### EXERCISE GOAL
Among the lines below, count those containing the word "edge". Give the number only.

* Start SUPPLIED DATA *

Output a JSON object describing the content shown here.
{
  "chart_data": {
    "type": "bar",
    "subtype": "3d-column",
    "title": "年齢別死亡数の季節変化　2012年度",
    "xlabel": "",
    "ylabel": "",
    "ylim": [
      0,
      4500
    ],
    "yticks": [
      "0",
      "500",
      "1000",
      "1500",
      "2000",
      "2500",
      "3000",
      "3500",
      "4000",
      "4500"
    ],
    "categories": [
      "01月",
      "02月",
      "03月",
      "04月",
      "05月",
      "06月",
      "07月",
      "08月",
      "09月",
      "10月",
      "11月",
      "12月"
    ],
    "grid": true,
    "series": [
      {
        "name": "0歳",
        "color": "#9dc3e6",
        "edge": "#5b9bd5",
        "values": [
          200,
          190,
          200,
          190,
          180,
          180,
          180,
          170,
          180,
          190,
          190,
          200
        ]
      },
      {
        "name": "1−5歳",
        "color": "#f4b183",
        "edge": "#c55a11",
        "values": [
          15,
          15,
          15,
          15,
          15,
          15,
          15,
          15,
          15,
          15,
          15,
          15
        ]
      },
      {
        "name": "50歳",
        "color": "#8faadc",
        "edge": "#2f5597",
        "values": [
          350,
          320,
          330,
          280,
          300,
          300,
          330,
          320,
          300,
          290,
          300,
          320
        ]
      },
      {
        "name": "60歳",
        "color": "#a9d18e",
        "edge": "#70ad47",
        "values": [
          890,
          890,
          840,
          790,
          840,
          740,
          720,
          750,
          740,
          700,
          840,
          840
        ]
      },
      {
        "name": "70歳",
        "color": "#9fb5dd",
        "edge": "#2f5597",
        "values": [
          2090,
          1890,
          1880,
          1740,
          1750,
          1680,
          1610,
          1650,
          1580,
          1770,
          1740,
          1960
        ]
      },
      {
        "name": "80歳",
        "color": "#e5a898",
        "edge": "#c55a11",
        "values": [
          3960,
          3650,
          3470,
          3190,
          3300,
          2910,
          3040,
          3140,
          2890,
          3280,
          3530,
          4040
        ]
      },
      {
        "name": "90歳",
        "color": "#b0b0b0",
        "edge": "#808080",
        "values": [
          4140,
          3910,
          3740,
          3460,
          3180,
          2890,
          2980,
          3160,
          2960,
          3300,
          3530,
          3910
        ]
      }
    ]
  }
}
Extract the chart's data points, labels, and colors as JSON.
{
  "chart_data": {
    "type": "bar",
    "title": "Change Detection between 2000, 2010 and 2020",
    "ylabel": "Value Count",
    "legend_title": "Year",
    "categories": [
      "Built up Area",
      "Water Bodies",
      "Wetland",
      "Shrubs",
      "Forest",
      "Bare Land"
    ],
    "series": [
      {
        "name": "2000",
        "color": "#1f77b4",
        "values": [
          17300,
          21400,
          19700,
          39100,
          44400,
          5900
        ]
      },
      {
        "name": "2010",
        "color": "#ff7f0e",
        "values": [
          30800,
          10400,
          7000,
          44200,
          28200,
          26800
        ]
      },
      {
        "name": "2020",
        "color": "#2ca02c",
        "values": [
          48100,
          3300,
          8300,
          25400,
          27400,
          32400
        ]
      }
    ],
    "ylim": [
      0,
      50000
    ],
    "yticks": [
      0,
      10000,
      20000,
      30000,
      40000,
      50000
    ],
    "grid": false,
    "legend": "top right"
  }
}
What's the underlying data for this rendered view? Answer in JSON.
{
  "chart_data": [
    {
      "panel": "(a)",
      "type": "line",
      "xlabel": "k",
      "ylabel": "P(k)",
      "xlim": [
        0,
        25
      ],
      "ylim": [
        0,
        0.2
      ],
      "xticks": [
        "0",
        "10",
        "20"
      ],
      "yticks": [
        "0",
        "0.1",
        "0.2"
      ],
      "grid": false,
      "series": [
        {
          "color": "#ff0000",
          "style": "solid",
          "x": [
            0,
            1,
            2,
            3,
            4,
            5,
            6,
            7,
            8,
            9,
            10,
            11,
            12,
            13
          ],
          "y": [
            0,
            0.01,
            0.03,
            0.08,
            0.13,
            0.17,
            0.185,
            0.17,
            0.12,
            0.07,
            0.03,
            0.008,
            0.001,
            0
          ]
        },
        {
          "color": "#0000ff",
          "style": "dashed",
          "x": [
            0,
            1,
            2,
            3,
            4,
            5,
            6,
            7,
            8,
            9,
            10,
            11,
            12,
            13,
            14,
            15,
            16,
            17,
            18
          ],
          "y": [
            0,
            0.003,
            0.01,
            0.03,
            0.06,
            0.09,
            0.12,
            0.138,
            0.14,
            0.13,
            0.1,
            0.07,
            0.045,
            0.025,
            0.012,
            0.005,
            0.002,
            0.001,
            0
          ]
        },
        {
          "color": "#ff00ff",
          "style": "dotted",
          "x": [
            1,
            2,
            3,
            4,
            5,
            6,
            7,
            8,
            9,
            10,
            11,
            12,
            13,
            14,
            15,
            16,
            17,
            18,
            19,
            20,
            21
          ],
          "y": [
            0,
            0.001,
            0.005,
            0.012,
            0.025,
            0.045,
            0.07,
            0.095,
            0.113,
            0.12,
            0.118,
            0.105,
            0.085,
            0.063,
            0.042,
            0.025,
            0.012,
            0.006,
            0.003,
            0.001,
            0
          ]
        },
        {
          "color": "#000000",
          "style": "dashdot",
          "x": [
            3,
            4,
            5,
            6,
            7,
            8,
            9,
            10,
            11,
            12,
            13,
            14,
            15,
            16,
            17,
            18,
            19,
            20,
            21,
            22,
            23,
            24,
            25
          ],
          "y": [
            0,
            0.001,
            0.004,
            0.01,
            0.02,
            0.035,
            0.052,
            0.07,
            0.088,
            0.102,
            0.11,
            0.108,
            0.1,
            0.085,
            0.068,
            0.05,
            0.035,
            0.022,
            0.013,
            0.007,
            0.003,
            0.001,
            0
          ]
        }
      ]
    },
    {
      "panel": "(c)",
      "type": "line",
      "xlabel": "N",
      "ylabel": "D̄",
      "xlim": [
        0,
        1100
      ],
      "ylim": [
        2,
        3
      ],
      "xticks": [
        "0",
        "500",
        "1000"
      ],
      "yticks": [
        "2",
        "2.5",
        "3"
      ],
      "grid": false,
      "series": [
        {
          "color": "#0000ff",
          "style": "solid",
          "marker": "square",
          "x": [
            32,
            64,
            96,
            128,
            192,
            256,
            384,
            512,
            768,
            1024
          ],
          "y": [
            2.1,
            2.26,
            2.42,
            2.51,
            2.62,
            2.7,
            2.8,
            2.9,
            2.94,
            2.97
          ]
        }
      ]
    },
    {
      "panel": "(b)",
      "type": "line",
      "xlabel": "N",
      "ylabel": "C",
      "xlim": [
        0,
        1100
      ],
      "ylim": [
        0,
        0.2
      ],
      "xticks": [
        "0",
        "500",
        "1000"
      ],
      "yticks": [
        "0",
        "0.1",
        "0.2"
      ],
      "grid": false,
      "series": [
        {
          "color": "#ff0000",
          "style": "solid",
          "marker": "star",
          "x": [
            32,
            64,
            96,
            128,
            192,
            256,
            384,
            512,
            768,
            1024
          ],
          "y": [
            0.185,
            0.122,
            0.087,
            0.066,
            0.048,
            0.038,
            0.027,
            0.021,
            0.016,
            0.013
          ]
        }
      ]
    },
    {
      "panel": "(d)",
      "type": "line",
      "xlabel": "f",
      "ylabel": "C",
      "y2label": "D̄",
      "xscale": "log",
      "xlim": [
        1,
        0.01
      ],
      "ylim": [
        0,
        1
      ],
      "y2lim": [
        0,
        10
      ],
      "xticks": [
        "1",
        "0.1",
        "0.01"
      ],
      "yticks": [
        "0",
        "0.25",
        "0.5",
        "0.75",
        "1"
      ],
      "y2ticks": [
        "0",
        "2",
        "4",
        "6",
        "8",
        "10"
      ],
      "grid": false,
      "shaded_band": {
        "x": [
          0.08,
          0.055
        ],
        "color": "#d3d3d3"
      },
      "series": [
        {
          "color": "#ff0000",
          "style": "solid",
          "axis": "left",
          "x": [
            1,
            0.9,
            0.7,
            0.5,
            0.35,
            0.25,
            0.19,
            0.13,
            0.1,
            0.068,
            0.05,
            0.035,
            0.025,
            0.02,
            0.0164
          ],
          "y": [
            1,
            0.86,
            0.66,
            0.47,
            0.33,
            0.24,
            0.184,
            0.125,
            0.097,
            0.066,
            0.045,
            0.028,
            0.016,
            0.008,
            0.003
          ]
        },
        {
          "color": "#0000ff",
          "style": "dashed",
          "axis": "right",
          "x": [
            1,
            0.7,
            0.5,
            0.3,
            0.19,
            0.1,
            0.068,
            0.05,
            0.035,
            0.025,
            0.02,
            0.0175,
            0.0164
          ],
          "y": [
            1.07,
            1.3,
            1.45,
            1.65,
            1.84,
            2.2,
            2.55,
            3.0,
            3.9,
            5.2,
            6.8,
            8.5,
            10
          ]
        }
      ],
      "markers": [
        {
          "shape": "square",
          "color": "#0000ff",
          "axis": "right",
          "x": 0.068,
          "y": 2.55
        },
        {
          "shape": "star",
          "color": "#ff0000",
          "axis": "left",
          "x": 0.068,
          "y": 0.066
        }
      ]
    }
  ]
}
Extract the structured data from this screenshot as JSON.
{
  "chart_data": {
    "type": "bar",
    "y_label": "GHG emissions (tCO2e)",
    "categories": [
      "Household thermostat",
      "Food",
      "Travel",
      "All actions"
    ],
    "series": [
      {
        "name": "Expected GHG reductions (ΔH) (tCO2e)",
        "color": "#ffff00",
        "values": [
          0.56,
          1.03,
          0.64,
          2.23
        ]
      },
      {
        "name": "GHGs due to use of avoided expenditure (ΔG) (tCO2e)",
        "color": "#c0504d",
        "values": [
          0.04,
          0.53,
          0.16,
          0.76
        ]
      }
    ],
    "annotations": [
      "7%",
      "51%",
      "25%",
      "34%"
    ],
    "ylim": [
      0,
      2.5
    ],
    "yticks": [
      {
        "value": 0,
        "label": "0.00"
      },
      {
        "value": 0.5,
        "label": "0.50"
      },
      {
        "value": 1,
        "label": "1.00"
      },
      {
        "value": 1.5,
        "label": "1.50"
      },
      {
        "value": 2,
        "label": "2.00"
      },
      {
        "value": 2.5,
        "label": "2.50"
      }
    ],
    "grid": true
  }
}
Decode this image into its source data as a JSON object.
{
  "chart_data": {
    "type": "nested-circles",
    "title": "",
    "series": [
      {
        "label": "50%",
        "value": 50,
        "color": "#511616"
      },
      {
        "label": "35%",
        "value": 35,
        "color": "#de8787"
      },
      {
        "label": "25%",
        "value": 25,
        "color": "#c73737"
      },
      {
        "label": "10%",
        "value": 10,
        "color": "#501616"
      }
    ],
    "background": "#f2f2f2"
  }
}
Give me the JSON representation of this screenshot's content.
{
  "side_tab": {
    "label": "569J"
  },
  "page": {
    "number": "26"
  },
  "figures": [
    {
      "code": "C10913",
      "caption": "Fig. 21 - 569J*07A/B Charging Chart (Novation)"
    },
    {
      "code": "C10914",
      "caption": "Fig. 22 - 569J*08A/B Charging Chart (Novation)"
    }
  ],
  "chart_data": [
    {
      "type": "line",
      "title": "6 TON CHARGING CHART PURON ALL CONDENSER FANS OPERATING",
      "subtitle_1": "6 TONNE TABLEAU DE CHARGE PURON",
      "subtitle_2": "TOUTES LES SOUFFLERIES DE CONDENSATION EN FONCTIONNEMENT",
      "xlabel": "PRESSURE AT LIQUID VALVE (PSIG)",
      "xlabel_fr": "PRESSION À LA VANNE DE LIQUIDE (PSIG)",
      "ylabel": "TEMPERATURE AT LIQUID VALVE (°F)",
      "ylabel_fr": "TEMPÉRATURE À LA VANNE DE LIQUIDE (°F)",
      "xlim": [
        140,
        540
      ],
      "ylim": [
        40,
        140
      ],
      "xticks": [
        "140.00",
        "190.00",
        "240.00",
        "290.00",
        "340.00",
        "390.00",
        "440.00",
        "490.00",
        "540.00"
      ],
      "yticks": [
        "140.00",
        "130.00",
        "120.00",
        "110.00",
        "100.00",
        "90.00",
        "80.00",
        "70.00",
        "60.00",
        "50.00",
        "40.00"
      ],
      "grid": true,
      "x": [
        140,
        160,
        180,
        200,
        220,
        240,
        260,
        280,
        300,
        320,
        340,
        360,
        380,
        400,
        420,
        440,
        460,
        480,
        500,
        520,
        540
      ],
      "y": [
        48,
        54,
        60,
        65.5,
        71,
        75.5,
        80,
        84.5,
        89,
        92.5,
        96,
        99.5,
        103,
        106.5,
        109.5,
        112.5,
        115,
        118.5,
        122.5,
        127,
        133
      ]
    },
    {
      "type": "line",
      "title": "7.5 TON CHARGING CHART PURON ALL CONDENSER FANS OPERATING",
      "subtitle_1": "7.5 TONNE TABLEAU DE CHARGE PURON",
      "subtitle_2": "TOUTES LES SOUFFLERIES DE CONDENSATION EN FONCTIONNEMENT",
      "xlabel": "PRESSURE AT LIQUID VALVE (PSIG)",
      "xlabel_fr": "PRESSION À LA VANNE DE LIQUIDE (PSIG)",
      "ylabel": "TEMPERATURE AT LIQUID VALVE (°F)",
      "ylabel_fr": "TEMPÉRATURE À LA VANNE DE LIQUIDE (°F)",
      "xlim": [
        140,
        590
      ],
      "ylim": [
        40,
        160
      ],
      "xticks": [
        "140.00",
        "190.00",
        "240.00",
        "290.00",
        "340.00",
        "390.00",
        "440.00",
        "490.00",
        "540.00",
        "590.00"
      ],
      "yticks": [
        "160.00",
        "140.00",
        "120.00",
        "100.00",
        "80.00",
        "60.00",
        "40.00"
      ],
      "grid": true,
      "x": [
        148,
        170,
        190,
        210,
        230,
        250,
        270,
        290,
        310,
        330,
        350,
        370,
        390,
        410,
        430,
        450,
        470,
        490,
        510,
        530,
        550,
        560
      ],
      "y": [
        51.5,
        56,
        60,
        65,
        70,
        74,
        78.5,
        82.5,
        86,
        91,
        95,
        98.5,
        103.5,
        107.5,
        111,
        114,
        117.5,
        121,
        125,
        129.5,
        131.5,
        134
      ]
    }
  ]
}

* End SUPPLIED DATA *

### THE RESPONSE
7